### PROBLEM DESCRIPTION:
Each line should be copied exactly.

— Begin PROVIDED DATA —

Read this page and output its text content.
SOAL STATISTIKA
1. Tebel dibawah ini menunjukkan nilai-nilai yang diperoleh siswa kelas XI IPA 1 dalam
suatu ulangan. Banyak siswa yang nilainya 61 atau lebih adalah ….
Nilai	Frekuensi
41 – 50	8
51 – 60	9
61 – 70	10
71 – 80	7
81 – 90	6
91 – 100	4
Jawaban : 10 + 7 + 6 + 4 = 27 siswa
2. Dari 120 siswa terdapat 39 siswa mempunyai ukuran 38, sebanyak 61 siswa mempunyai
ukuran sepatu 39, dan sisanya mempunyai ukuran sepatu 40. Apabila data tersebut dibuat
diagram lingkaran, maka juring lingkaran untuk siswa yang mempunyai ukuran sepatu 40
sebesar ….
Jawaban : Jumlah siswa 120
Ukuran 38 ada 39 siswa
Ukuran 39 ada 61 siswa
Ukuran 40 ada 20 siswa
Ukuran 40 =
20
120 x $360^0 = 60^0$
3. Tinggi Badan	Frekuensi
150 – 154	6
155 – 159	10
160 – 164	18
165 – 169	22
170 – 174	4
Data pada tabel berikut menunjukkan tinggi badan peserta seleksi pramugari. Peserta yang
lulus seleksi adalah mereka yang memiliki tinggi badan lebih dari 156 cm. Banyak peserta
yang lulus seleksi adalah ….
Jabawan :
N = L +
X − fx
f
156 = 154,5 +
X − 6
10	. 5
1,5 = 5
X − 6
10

— End PROVIDED DATA —

### WRITTEN SOLUTION:
Read this page and output its text content.
SOAL STATISTIKA
1. Tebel dibawah ini menunjukkan nilai-nilai yang diperoleh siswa kelas XI IPA 1 dalam
suatu ulangan. Banyak siswa yang nilainya 61 atau lebih adalah ….
Nilai	Frekuensi
41 – 50	8
51 – 60	9
61 – 70	10
71 – 80	7
81 – 90	6
91 – 100	4
Jawaban : 10 + 7 + 6 + 4 = 27 siswa
2. Dari 120 siswa terdapat 39 siswa mempunyai ukuran 38, sebanyak 61 siswa mempunyai
ukuran sepatu 39, dan sisanya mempunyai ukuran sepatu 40. Apabila data tersebut dibuat
diagram lingkaran, maka juring lingkaran untuk siswa yang mempunyai ukuran sepatu 40
sebesar ….
Jawaban : Jumlah siswa 120
Ukuran 38 ada 39 siswa
Ukuran 39 ada 61 siswa
Ukuran 40 ada 20 siswa
Ukuran 40 =
20
120 x $360^0 = 60^0$
3. Tinggi Badan	Frekuensi
150 – 154	6
155 – 159	10
160 – 164	18
165 – 169	22
170 – 174	4
Data pada tabel berikut menunjukkan tinggi badan peserta seleksi pramugari. Peserta yang
lulus seleksi adalah mereka yang memiliki tinggi badan lebih dari 156 cm. Banyak peserta
yang lulus seleksi adalah ….
Jabawan :
N = L +
X − fx
f
156 = 154,5 +
X − 6
10	. 5
1,5 = 5
X − 6
10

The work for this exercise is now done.